**Excerpted records:**
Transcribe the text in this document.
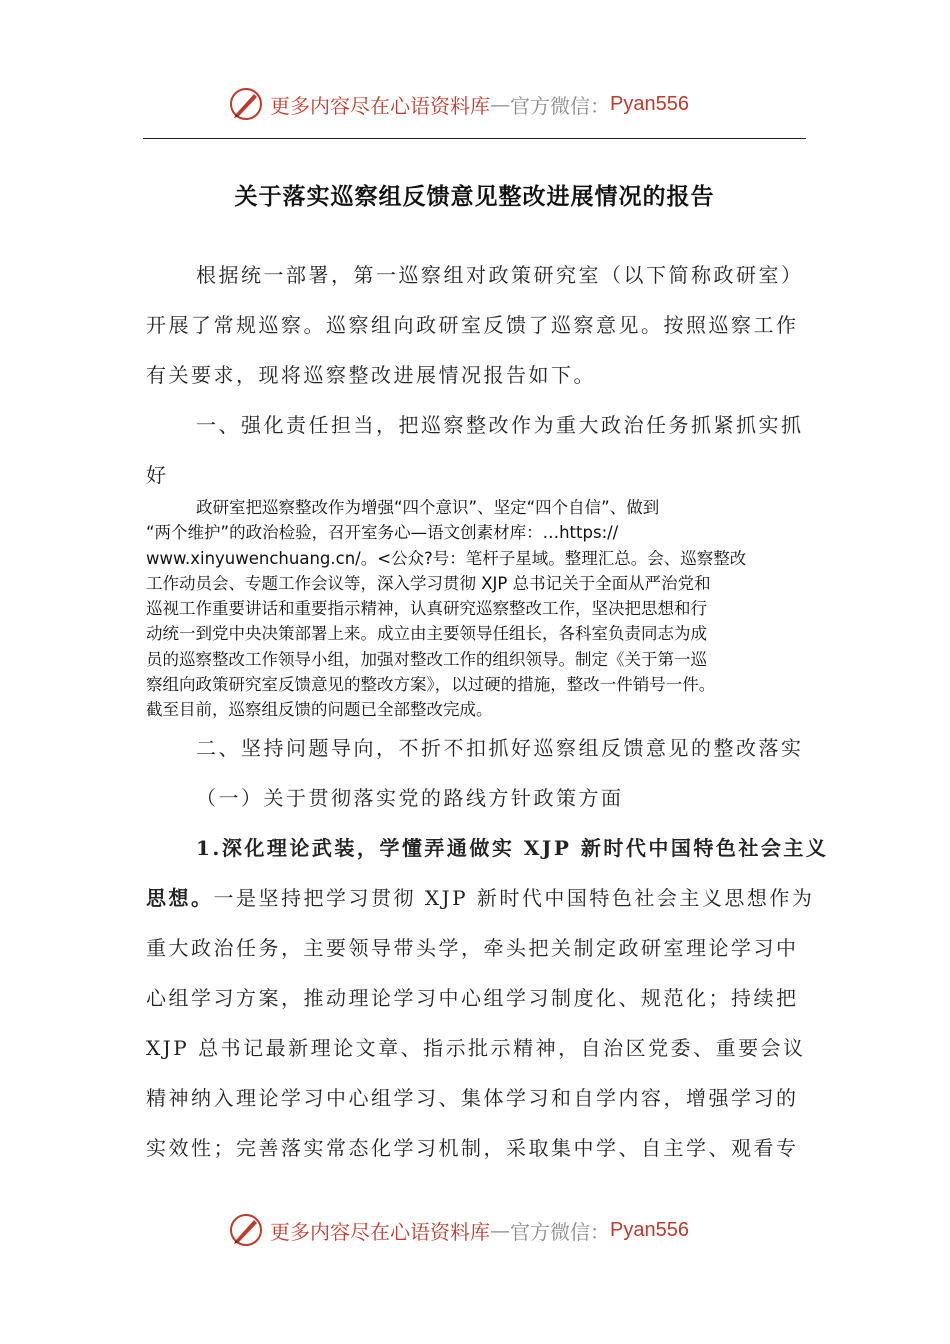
更多内容尽在心语资料库 — 官方微信： Pyan556
关于落实巡察组反馈意见整改进展情况的报告
根据统一部署，第一巡察组对政策研究室（以下简称政研室）
开展了常规巡察。巡察组向政研室反馈了巡察意见。按照巡察工作
有关要求，现将巡察整改进展情况报告如下。
一、强化责任担当，把巡察整改作为重大政治任务抓紧抓实抓
好

政研室把巡察整改作为增强“四个意识”、坚定“四个自信”、做到

“两个维护”的政治检验，召开室务心—语文创素材库：…https://

www.xinyuwenchuang.cn/。<公众?号：笔杆子星域。整理汇总。会、巡察整改

工作动员会、专题工作会议等，深入学习贯彻 XJP 总书记关于全面从严治党和

巡视工作重要讲话和重要指示精神，认真研究巡察整改工作，坚决把思想和行

动统一到党中央决策部署上来。成立由主要领导任组长，各科室负责同志为成

员的巡察整改工作领导小组，加强对整改工作的组织领导。制定《关于第一巡

察组向政策研究室反馈意见的整改方案》，以过硬的措施，整改一件销号一件。

截至目前，巡察组反馈的问题已全部整改完成。

二、坚持问题导向，不折不扣抓好巡察组反馈意见的整改落实
（一）关于贯彻落实党的路线方针政策方面
1.深化理论武装，学懂弄通做实 XJP 新时代中国特色社会主义
思想。一是坚持把学习贯彻 XJP 新时代中国特色社会主义思想作为
重大政治任务，主要领导带头学，牵头把关制定政研室理论学习中
心组学习方案，推动理论学习中心组学习制度化、规范化；持续把
XJP 总书记最新理论文章、指示批示精神，自治区党委、重要会议
精神纳入理论学习中心组学习、集体学习和自学内容，增强学习的
实效性；完善落实常态化学习机制，采取集中学、自主学、观看专
更多内容尽在心语资料库 — 官方微信： Pyan556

**Required task:** Leave out the pictures, and give all the records again exactly.

**Final result:**
Transcribe the text in this document.
更多内容尽在心语资料库 — 官方微信： Pyan556
关于落实巡察组反馈意见整改进展情况的报告
根据统一部署，第一巡察组对政策研究室（以下简称政研室）
开展了常规巡察。巡察组向政研室反馈了巡察意见。按照巡察工作
有关要求，现将巡察整改进展情况报告如下。
一、强化责任担当，把巡察整改作为重大政治任务抓紧抓实抓
好

政研室把巡察整改作为增强“四个意识”、坚定“四个自信”、做到

“两个维护”的政治检验，召开室务心—语文创素材库：…https://

www.xinyuwenchuang.cn/。<公众?号：笔杆子星域。整理汇总。会、巡察整改

工作动员会、专题工作会议等，深入学习贯彻 XJP 总书记关于全面从严治党和

巡视工作重要讲话和重要指示精神，认真研究巡察整改工作，坚决把思想和行

动统一到党中央决策部署上来。成立由主要领导任组长，各科室负责同志为成

员的巡察整改工作领导小组，加强对整改工作的组织领导。制定《关于第一巡

察组向政策研究室反馈意见的整改方案》，以过硬的措施，整改一件销号一件。

截至目前，巡察组反馈的问题已全部整改完成。

二、坚持问题导向，不折不扣抓好巡察组反馈意见的整改落实
（一）关于贯彻落实党的路线方针政策方面
1.深化理论武装，学懂弄通做实 XJP 新时代中国特色社会主义
思想。一是坚持把学习贯彻 XJP 新时代中国特色社会主义思想作为
重大政治任务，主要领导带头学，牵头把关制定政研室理论学习中
心组学习方案，推动理论学习中心组学习制度化、规范化；持续把
XJP 总书记最新理论文章、指示批示精神，自治区党委、重要会议
精神纳入理论学习中心组学习、集体学习和自学内容，增强学习的
实效性；完善落实常态化学习机制，采取集中学、自主学、观看专
更多内容尽在心语资料库 — 官方微信： Pyan556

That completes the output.